START Information provided

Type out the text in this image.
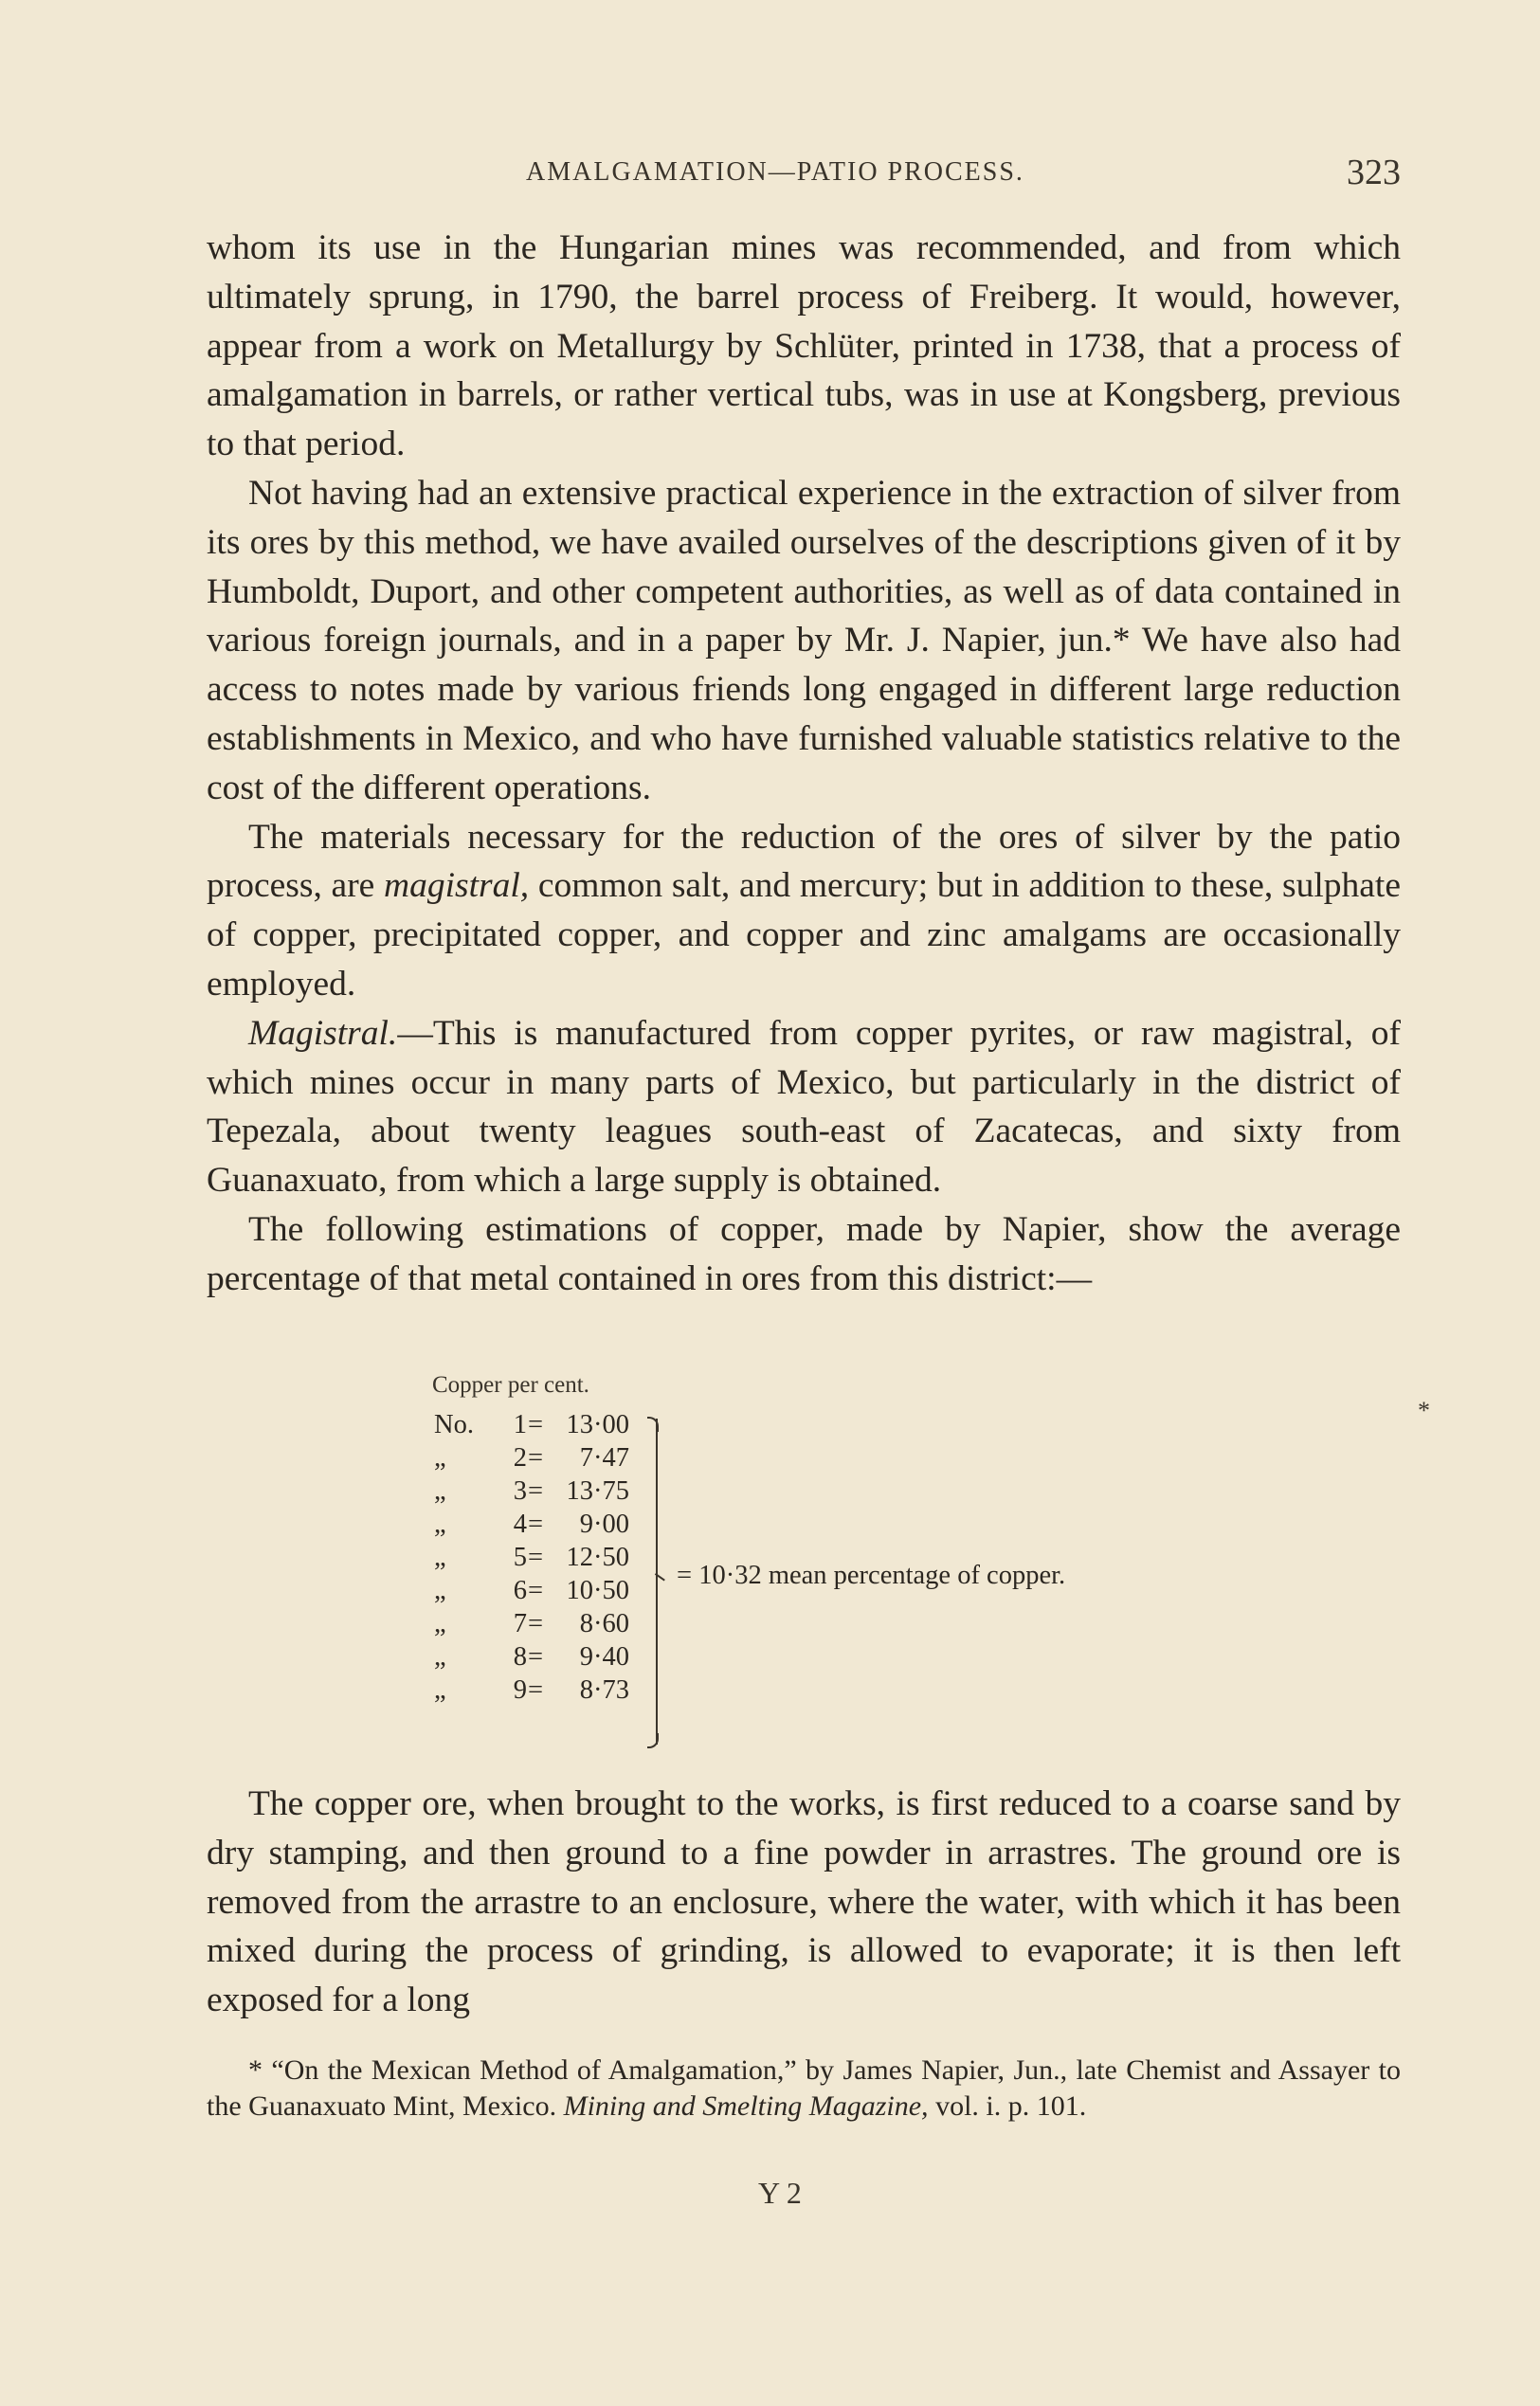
AMALGAMATION—PATIO PROCESS.	323

whom its use in the Hungarian mines was recommended, and from which ultimately sprung, in 1790, the barrel process of Freiberg. It would, however, appear from a work on Metallurgy by Schlüter, printed in 1738, that a process of amalgamation in barrels, or rather vertical tubs, was in use at Kongsberg, previous to that period.

Not having had an extensive practical experience in the extraction of silver from its ores by this method, we have availed ourselves of the descriptions given of it by Humboldt, Duport, and other competent authorities, as well as of data contained in various foreign journals, and in a paper by Mr. J. Napier, jun.* We have also had access to notes made by various friends long engaged in different large reduction establishments in Mexico, and who have furnished valuable statistics relative to the cost of the different operations.

The materials necessary for the reduction of the ores of silver by the patio process, are magistral, common salt, and mercury; but in addition to these, sulphate of copper, precipitated copper, and copper and zinc amalgams are occasionally employed.

Magistral.—This is manufactured from copper pyrites, or raw magistral, of which mines occur in many parts of Mexico, but particularly in the district of Tepezala, about twenty leagues south-east of Zacatecas, and sixty from Guanaxuato, from which a large supply is obtained.

The following estimations of copper, made by Napier, show the average percentage of that metal contained in ores from this district:—

Copper per cent.
No.	1 = 13·00
„	2 =	7·47
„	3 = 13·75
„	4 =	9·00
„	5 = 12·50
„	6 = 10·50
„	7 =	8·60
„	8 =	9·40
„	9 =	8·73
= 10·32 mean percentage of copper.
*

The copper ore, when brought to the works, is first reduced to a coarse sand by dry stamping, and then ground to a fine powder in arrastres. The ground ore is removed from the arrastre to an enclosure, where the water, with which it has been mixed during the process of grinding, is allowed to evaporate; it is then left exposed for a long

* “On the Mexican Method of Amalgamation,” by James Napier, Jun., late Chemist and Assayer to the Guanaxuato Mint, Mexico. Mining and Smelting Magazine, vol. i. p. 101.

Y 2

END Information provided

-- Task directions --
Would you please copy every line from the listing above that contains the word "percentage"?

-- Exercise solution --
The following estimations of copper, made by Napier, show the average percentage of that metal contained in ores from this district:—
= 10·32 mean percentage of copper.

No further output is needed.